= Dataset rows =
▬▬▬▬▬▬

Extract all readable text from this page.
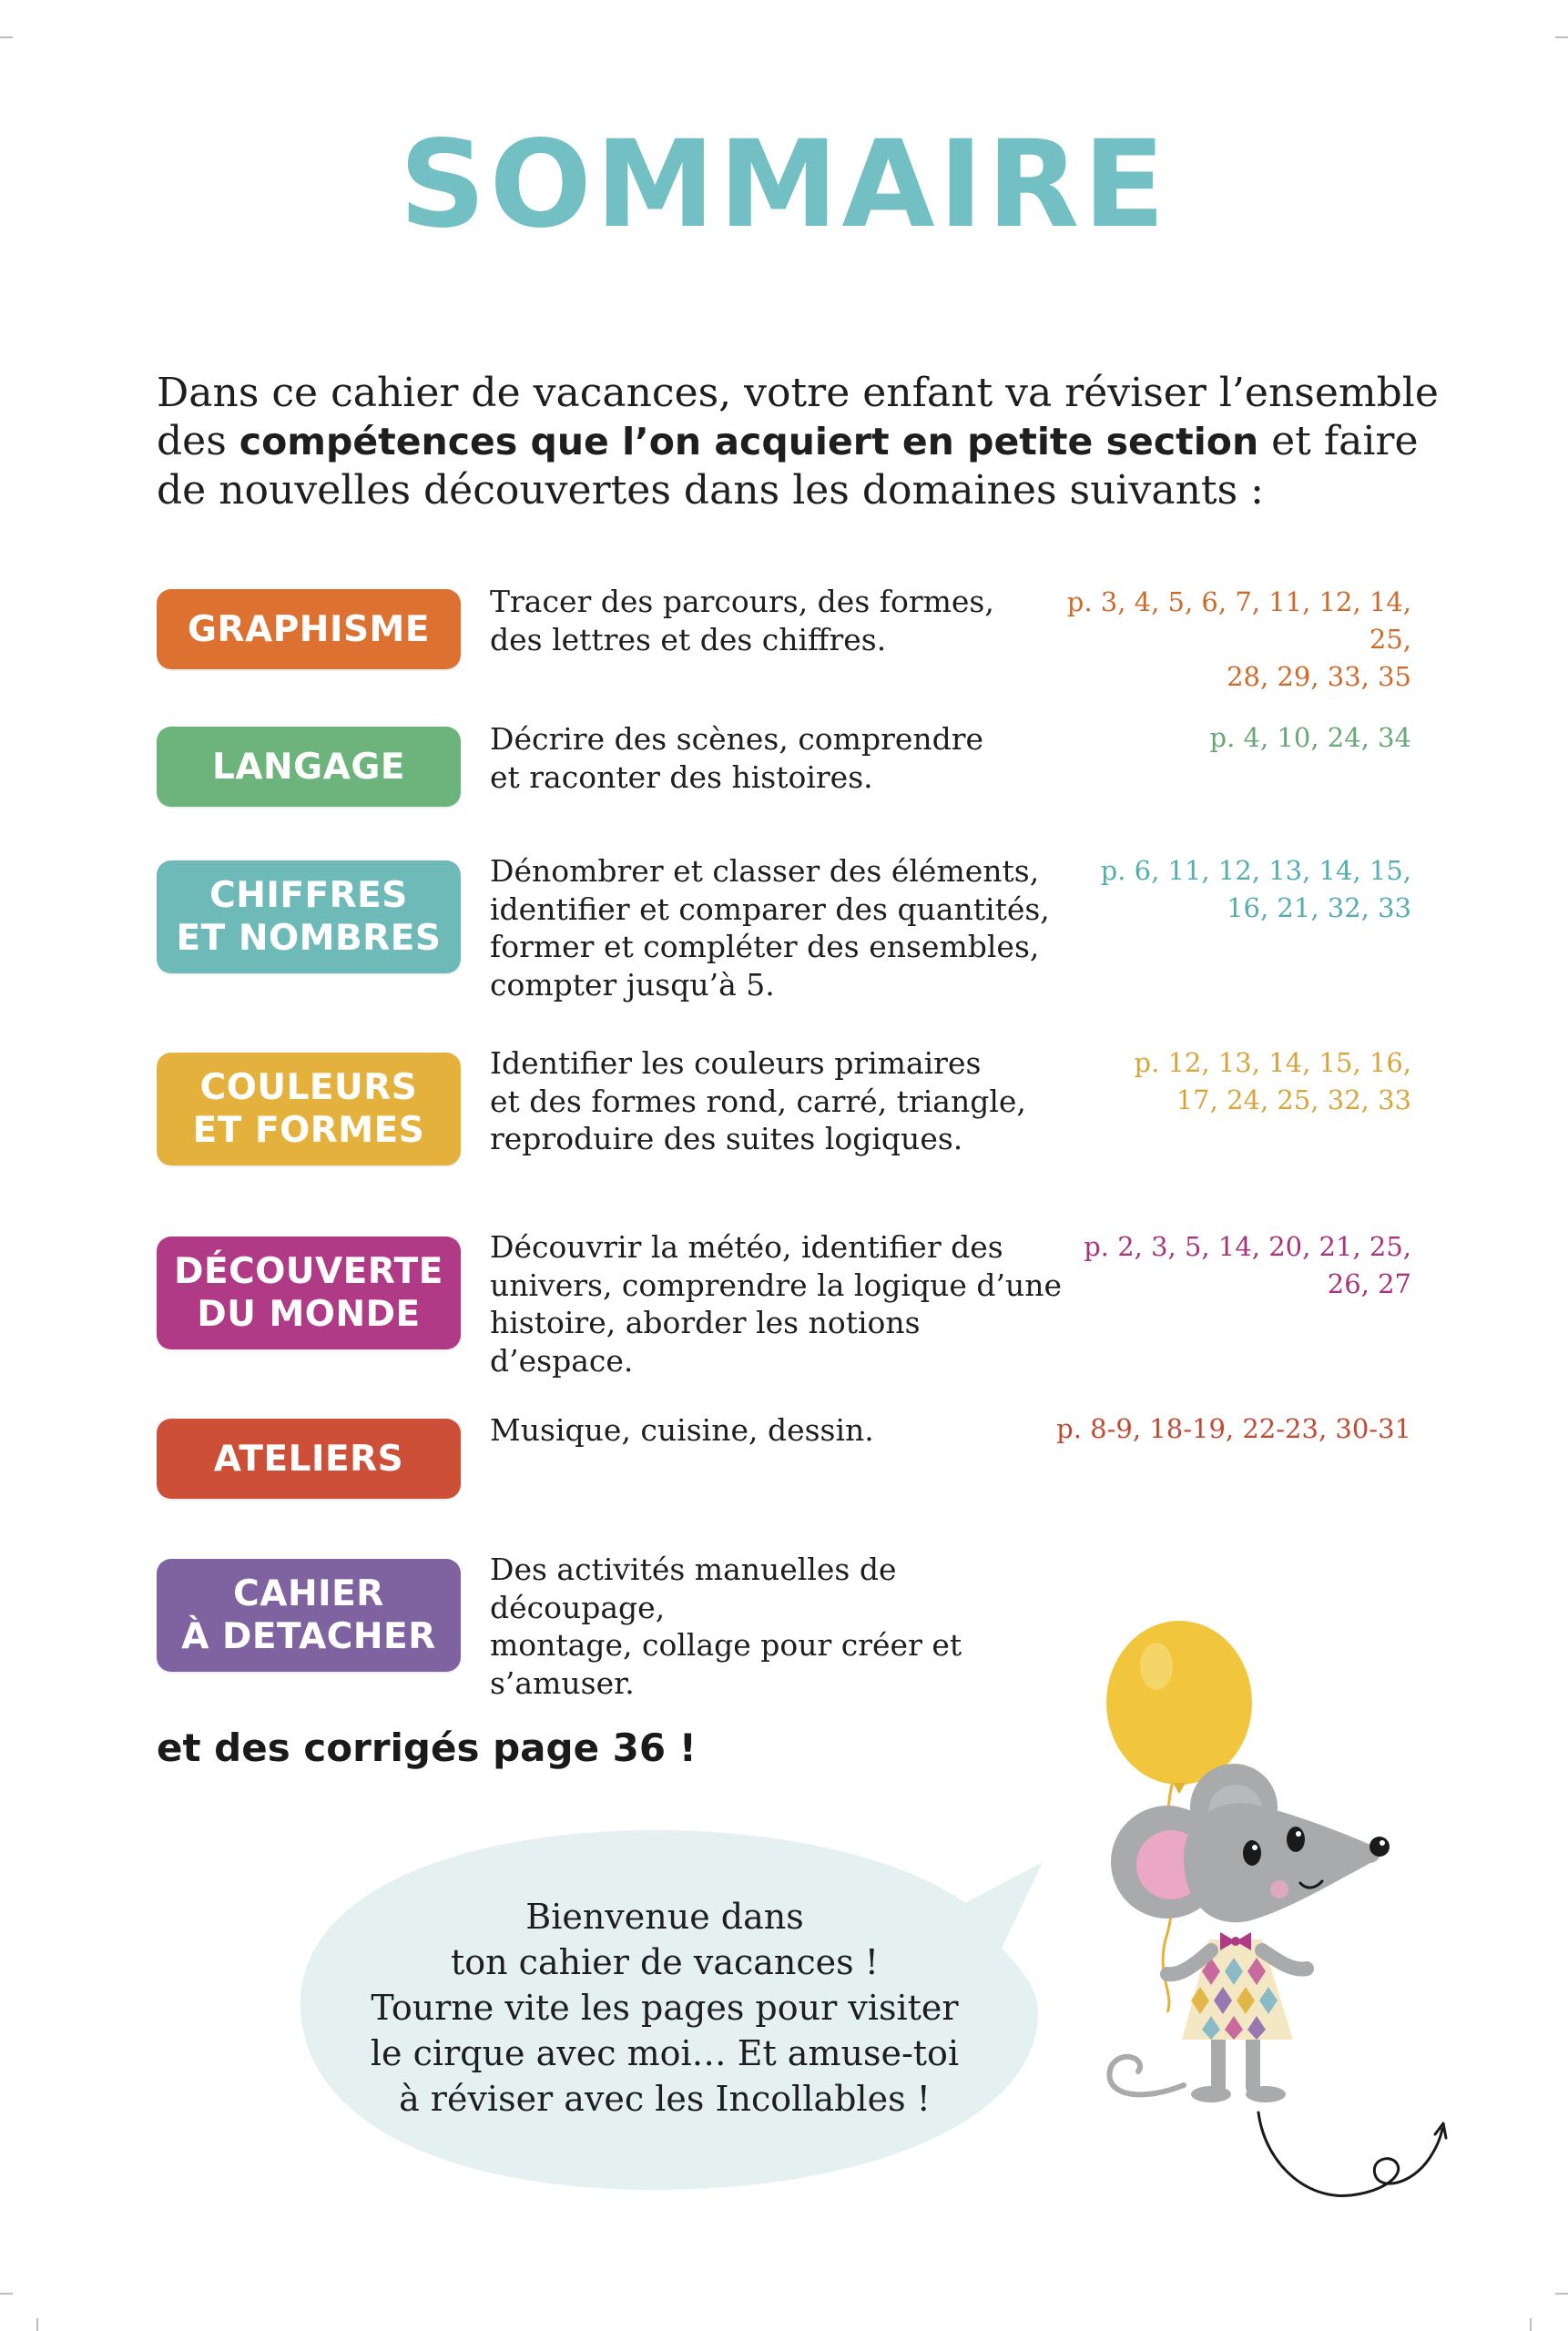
SOMMAIRE
Dans ce cahier de vacances, votre enfant va réviser l’ensemble
des compétences que l’on acquiert en petite section et faire
de nouvelles découvertes dans les domaines suivants :
GRAPHISME
Tracer des parcours, des formes,
des lettres et des chiffres.
p. 3, 4, 5, 6, 7, 11, 12, 14, 25,
28, 29, 33, 35
LANGAGE
Décrire des scènes, comprendre
et raconter des histoires.
p. 4, 10, 24, 34
CHIFFRES
ET NOMBRES
Dénombrer et classer des éléments,
identifier et comparer des quantités,
former et compléter des ensembles,
compter jusqu’à 5.
p. 6, 11, 12, 13, 14, 15,
16, 21, 32, 33
COULEURS
ET FORMES
Identifier les couleurs primaires
et des formes rond, carré, triangle,
reproduire des suites logiques.
p. 12, 13, 14, 15, 16,
17, 24, 25, 32, 33
DÉCOUVERTE
DU MONDE
Découvrir la météo, identifier des
univers, comprendre la logique d’une
histoire, aborder les notions d’espace.
p. 2, 3, 5, 14, 20, 21, 25,
26, 27
ATELIERS
Musique, cuisine, dessin.	p. 8-9, 18-19, 22-23, 30-31
CAHIER
À DETACHER
Des activités manuelles de découpage,
montage, collage pour créer et s’amuser.
et des corrigés page 36 !
Bienvenue dans
ton cahier de vacances !
Tourne vite les pages pour visiter
le cirque avec moi… Et amuse-toi
à réviser avec les Incollables !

▬▬▬▬▬▬

= What you have to do =
Exactly as written, return every line of the listing, but not the pictures.

= Written solution =
Extract all readable text from this page.
SOMMAIRE
Dans ce cahier de vacances, votre enfant va réviser l’ensemble
des compétences que l’on acquiert en petite section et faire
de nouvelles découvertes dans les domaines suivants :
GRAPHISME
Tracer des parcours, des formes,
des lettres et des chiffres.
p. 3, 4, 5, 6, 7, 11, 12, 14, 25,
28, 29, 33, 35
LANGAGE
Décrire des scènes, comprendre
et raconter des histoires.
p. 4, 10, 24, 34
CHIFFRES
ET NOMBRES
Dénombrer et classer des éléments,
identifier et comparer des quantités,
former et compléter des ensembles,
compter jusqu’à 5.
p. 6, 11, 12, 13, 14, 15,
16, 21, 32, 33
COULEURS
ET FORMES
Identifier les couleurs primaires
et des formes rond, carré, triangle,
reproduire des suites logiques.
p. 12, 13, 14, 15, 16,
17, 24, 25, 32, 33
DÉCOUVERTE
DU MONDE
Découvrir la météo, identifier des
univers, comprendre la logique d’une
histoire, aborder les notions d’espace.
p. 2, 3, 5, 14, 20, 21, 25,
26, 27
ATELIERS
Musique, cuisine, dessin.	p. 8-9, 18-19, 22-23, 30-31
CAHIER
À DETACHER
Des activités manuelles de découpage,
montage, collage pour créer et s’amuser.
et des corrigés page 36 !
Bienvenue dans
ton cahier de vacances !
Tourne vite les pages pour visiter
le cirque avec moi… Et amuse-toi
à réviser avec les Incollables !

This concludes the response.